**Stated problem:** Copy each line that holds "urodzenia".

[Data listing]

☆ ☆ ☆ ☆

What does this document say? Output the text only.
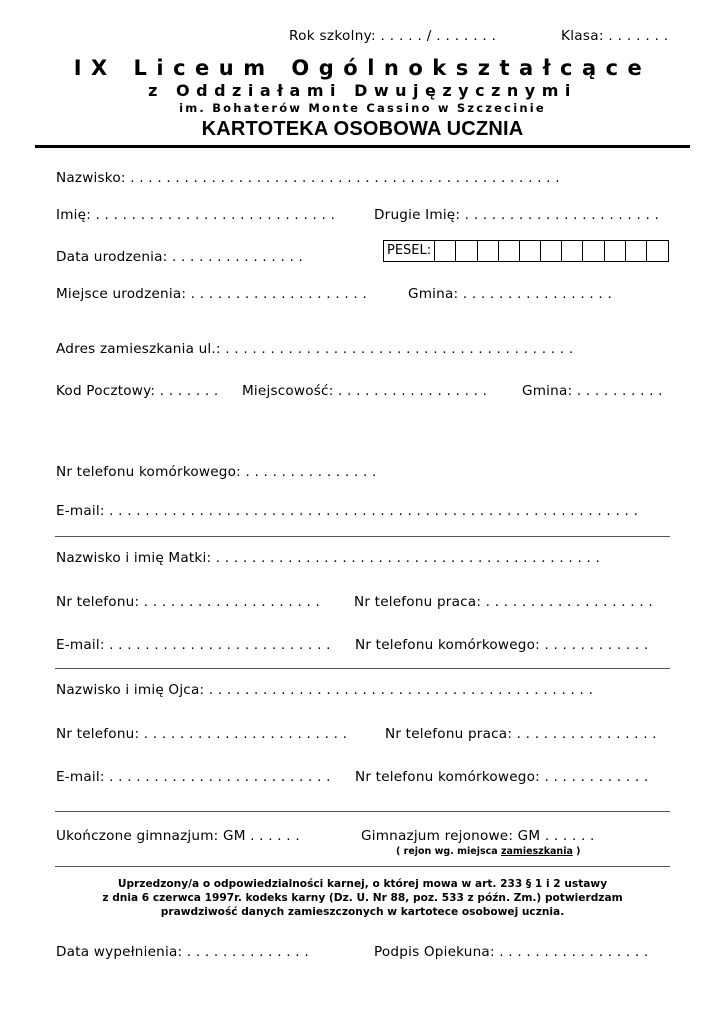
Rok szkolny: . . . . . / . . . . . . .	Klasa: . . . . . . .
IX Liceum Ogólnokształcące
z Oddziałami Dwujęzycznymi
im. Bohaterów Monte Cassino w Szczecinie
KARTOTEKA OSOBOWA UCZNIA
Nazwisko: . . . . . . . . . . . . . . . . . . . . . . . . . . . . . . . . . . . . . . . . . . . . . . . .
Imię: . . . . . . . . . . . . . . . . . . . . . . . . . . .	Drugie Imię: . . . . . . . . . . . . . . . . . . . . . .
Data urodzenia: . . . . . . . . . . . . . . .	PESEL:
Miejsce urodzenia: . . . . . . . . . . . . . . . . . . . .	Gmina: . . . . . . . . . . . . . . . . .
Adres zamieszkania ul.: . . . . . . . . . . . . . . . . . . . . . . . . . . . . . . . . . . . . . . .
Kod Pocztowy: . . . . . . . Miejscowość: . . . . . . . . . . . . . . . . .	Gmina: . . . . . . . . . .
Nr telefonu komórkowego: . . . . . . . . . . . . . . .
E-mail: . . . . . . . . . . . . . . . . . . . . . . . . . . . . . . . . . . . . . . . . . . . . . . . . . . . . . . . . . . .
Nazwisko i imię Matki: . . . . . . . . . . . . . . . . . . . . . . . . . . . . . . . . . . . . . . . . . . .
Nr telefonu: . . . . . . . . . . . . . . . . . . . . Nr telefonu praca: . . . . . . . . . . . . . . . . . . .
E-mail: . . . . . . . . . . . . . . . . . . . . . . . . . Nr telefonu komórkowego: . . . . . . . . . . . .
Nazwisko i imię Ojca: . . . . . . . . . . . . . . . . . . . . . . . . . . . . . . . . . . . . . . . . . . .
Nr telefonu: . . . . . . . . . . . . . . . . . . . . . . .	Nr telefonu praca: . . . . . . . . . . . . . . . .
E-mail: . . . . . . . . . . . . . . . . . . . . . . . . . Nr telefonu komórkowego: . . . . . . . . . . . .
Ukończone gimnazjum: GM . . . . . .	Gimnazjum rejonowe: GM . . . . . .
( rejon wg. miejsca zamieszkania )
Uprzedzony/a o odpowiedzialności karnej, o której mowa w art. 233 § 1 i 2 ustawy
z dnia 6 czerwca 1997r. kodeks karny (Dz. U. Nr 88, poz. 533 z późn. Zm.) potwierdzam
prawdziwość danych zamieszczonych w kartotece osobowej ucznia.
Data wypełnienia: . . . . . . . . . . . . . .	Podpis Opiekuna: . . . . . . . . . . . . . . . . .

☆ ☆ ☆ ☆

**Final result:**
Data urodzenia: . . . . . . . . . . . . . . .	PESEL:
Miejsce urodzenia: . . . . . . . . . . . . . . . . . . . .	Gmina: . . . . . . . . . . . . . . . . .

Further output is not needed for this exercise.